Figure record extracts
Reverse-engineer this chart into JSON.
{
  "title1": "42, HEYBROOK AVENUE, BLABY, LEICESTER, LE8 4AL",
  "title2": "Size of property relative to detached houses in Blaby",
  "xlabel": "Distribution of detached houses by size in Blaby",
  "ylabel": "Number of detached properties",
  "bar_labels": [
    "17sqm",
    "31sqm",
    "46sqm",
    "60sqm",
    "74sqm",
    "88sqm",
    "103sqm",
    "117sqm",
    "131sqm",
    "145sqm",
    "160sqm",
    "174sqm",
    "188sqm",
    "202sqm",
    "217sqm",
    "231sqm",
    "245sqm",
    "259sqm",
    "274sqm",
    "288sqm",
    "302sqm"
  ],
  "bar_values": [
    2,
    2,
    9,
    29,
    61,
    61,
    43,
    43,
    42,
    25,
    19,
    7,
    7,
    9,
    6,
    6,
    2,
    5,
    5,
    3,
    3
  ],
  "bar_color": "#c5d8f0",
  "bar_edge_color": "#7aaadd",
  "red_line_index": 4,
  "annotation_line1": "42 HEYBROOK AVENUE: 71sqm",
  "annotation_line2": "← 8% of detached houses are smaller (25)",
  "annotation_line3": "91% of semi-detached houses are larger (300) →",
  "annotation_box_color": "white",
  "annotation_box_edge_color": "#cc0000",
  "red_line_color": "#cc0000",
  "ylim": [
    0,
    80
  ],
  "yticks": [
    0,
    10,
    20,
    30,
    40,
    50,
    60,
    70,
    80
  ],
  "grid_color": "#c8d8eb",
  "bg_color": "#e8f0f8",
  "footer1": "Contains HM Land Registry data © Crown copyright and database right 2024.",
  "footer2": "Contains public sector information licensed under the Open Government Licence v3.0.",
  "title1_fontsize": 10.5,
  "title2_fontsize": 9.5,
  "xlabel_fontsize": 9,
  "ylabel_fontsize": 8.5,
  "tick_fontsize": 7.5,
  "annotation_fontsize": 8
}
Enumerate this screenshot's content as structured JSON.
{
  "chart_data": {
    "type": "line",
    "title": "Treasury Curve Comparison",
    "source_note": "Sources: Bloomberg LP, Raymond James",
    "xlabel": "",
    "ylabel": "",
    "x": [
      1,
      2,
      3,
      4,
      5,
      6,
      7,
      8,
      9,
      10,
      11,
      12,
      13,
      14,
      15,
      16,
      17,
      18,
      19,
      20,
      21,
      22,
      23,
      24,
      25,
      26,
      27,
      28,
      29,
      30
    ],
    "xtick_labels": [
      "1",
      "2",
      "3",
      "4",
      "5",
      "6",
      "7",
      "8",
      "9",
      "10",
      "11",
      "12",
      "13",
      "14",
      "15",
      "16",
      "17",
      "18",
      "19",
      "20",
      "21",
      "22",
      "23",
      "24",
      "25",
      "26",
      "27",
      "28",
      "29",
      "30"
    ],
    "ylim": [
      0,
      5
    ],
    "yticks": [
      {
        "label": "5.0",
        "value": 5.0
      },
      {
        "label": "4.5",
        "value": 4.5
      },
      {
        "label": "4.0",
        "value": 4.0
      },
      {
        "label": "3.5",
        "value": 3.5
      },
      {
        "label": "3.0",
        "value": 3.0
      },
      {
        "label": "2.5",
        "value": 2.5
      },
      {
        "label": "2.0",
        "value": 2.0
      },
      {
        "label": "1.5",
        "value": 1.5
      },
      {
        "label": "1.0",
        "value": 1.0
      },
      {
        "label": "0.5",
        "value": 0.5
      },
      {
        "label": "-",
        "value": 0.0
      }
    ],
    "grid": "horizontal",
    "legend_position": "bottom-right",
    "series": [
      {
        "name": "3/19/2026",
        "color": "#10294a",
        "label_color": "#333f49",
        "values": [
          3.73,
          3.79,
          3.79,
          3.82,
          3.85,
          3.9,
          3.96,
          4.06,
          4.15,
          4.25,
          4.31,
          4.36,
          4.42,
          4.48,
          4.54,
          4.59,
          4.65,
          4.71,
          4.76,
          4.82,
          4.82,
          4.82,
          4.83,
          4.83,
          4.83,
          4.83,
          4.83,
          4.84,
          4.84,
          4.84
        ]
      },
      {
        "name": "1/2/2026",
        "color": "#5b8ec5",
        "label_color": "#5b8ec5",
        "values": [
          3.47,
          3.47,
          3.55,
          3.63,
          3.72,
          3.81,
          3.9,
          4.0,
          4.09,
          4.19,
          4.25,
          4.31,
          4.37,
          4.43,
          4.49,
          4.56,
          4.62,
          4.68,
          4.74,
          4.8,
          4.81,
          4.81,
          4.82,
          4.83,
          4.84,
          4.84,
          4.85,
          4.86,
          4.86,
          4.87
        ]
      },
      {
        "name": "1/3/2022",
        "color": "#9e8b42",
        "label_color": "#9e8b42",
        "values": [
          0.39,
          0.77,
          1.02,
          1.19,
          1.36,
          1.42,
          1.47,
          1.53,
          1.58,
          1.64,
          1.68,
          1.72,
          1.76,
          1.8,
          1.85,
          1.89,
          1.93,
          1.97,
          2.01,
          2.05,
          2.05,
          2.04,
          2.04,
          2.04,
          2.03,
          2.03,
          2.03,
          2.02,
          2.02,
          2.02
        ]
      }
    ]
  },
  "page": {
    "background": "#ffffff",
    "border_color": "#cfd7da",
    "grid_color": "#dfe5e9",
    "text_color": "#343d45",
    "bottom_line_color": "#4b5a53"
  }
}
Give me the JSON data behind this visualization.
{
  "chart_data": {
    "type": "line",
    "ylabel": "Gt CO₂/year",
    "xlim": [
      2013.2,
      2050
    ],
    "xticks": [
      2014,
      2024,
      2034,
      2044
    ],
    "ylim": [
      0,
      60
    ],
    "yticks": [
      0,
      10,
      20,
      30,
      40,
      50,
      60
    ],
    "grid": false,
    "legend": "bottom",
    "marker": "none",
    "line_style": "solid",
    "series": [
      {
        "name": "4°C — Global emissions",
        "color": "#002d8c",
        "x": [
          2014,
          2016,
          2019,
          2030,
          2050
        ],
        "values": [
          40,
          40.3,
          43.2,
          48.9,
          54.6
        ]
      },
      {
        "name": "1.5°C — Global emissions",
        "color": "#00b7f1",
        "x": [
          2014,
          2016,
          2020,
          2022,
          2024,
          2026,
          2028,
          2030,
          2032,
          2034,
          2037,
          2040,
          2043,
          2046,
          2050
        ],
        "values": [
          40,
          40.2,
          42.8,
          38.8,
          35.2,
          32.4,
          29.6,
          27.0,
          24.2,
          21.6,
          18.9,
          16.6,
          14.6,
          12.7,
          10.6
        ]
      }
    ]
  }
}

**What the task asks:** Each line above must be printed exactly as it appears.

**Exercise output:**
Reverse-engineer this chart into JSON.
{
  "title1": "42, HEYBROOK AVENUE, BLABY, LEICESTER, LE8 4AL",
  "title2": "Size of property relative to detached houses in Blaby",
  "xlabel": "Distribution of detached houses by size in Blaby",
  "ylabel": "Number of detached properties",
  "bar_labels": [
    "17sqm",
    "31sqm",
    "46sqm",
    "60sqm",
    "74sqm",
    "88sqm",
    "103sqm",
    "117sqm",
    "131sqm",
    "145sqm",
    "160sqm",
    "174sqm",
    "188sqm",
    "202sqm",
    "217sqm",
    "231sqm",
    "245sqm",
    "259sqm",
    "274sqm",
    "288sqm",
    "302sqm"
  ],
  "bar_values": [
    2,
    2,
    9,
    29,
    61,
    61,
    43,
    43,
    42,
    25,
    19,
    7,
    7,
    9,
    6,
    6,
    2,
    5,
    5,
    3,
    3
  ],
  "bar_color": "#c5d8f0",
  "bar_edge_color": "#7aaadd",
  "red_line_index": 4,
  "annotation_line1": "42 HEYBROOK AVENUE: 71sqm",
  "annotation_line2": "← 8% of detached houses are smaller (25)",
  "annotation_line3": "91% of semi-detached houses are larger (300) →",
  "annotation_box_color": "white",
  "annotation_box_edge_color": "#cc0000",
  "red_line_color": "#cc0000",
  "ylim": [
    0,
    80
  ],
  "yticks": [
    0,
    10,
    20,
    30,
    40,
    50,
    60,
    70,
    80
  ],
  "grid_color": "#c8d8eb",
  "bg_color": "#e8f0f8",
  "footer1": "Contains HM Land Registry data © Crown copyright and database right 2024.",
  "footer2": "Contains public sector information licensed under the Open Government Licence v3.0.",
  "title1_fontsize": 10.5,
  "title2_fontsize": 9.5,
  "xlabel_fontsize": 9,
  "ylabel_fontsize": 8.5,
  "tick_fontsize": 7.5,
  "annotation_fontsize": 8
}
Enumerate this screenshot's content as structured JSON.
{
  "chart_data": {
    "type": "line",
    "title": "Treasury Curve Comparison",
    "source_note": "Sources: Bloomberg LP, Raymond James",
    "xlabel": "",
    "ylabel": "",
    "x": [
      1,
      2,
      3,
      4,
      5,
      6,
      7,
      8,
      9,
      10,
      11,
      12,
      13,
      14,
      15,
      16,
      17,
      18,
      19,
      20,
      21,
      22,
      23,
      24,
      25,
      26,
      27,
      28,
      29,
      30
    ],
    "xtick_labels": [
      "1",
      "2",
      "3",
      "4",
      "5",
      "6",
      "7",
      "8",
      "9",
      "10",
      "11",
      "12",
      "13",
      "14",
      "15",
      "16",
      "17",
      "18",
      "19",
      "20",
      "21",
      "22",
      "23",
      "24",
      "25",
      "26",
      "27",
      "28",
      "29",
      "30"
    ],
    "ylim": [
      0,
      5
    ],
    "yticks": [
      {
        "label": "5.0",
        "value": 5.0
      },
      {
        "label": "4.5",
        "value": 4.5
      },
      {
        "label": "4.0",
        "value": 4.0
      },
      {
        "label": "3.5",
        "value": 3.5
      },
      {
        "label": "3.0",
        "value": 3.0
      },
      {
        "label": "2.5",
        "value": 2.5
      },
      {
        "label": "2.0",
        "value": 2.0
      },
      {
        "label": "1.5",
        "value": 1.5
      },
      {
        "label": "1.0",
        "value": 1.0
      },
      {
        "label": "0.5",
        "value": 0.5
      },
      {
        "label": "-",
        "value": 0.0
      }
    ],
    "grid": "horizontal",
    "legend_position": "bottom-right",
    "series": [
      {
        "name": "3/19/2026",
        "color": "#10294a",
        "label_color": "#333f49",
        "values": [
          3.73,
          3.79,
          3.79,
          3.82,
          3.85,
          3.9,
          3.96,
          4.06,
          4.15,
          4.25,
          4.31,
          4.36,
          4.42,
          4.48,
          4.54,
          4.59,
          4.65,
          4.71,
          4.76,
          4.82,
          4.82,
          4.82,
          4.83,
          4.83,
          4.83,
          4.83,
          4.83,
          4.84,
          4.84,
          4.84
        ]
      },
      {
        "name": "1/2/2026",
        "color": "#5b8ec5",
        "label_color": "#5b8ec5",
        "values": [
          3.47,
          3.47,
          3.55,
          3.63,
          3.72,
          3.81,
          3.9,
          4.0,
          4.09,
          4.19,
          4.25,
          4.31,
          4.37,
          4.43,
          4.49,
          4.56,
          4.62,
          4.68,
          4.74,
          4.8,
          4.81,
          4.81,
          4.82,
          4.83,
          4.84,
          4.84,
          4.85,
          4.86,
          4.86,
          4.87
        ]
      },
      {
        "name": "1/3/2022",
        "color": "#9e8b42",
        "label_color": "#9e8b42",
        "values": [
          0.39,
          0.77,
          1.02,
          1.19,
          1.36,
          1.42,
          1.47,
          1.53,
          1.58,
          1.64,
          1.68,
          1.72,
          1.76,
          1.8,
          1.85,
          1.89,
          1.93,
          1.97,
          2.01,
          2.05,
          2.05,
          2.04,
          2.04,
          2.04,
          2.03,
          2.03,
          2.03,
          2.02,
          2.02,
          2.02
        ]
      }
    ]
  },
  "page": {
    "background": "#ffffff",
    "border_color": "#cfd7da",
    "grid_color": "#dfe5e9",
    "text_color": "#343d45",
    "bottom_line_color": "#4b5a53"
  }
}
Give me the JSON data behind this visualization.
{
  "chart_data": {
    "type": "line",
    "ylabel": "Gt CO₂/year",
    "xlim": [
      2013.2,
      2050
    ],
    "xticks": [
      2014,
      2024,
      2034,
      2044
    ],
    "ylim": [
      0,
      60
    ],
    "yticks": [
      0,
      10,
      20,
      30,
      40,
      50,
      60
    ],
    "grid": false,
    "legend": "bottom",
    "marker": "none",
    "line_style": "solid",
    "series": [
      {
        "name": "4°C — Global emissions",
        "color": "#002d8c",
        "x": [
          2014,
          2016,
          2019,
          2030,
          2050
        ],
        "values": [
          40,
          40.3,
          43.2,
          48.9,
          54.6
        ]
      },
      {
        "name": "1.5°C — Global emissions",
        "color": "#00b7f1",
        "x": [
          2014,
          2016,
          2020,
          2022,
          2024,
          2026,
          2028,
          2030,
          2032,
          2034,
          2037,
          2040,
          2043,
          2046,
          2050
        ],
        "values": [
          40,
          40.2,
          42.8,
          38.8,
          35.2,
          32.4,
          29.6,
          27.0,
          24.2,
          21.6,
          18.9,
          16.6,
          14.6,
          12.7,
          10.6
        ]
      }
    ]
  }
}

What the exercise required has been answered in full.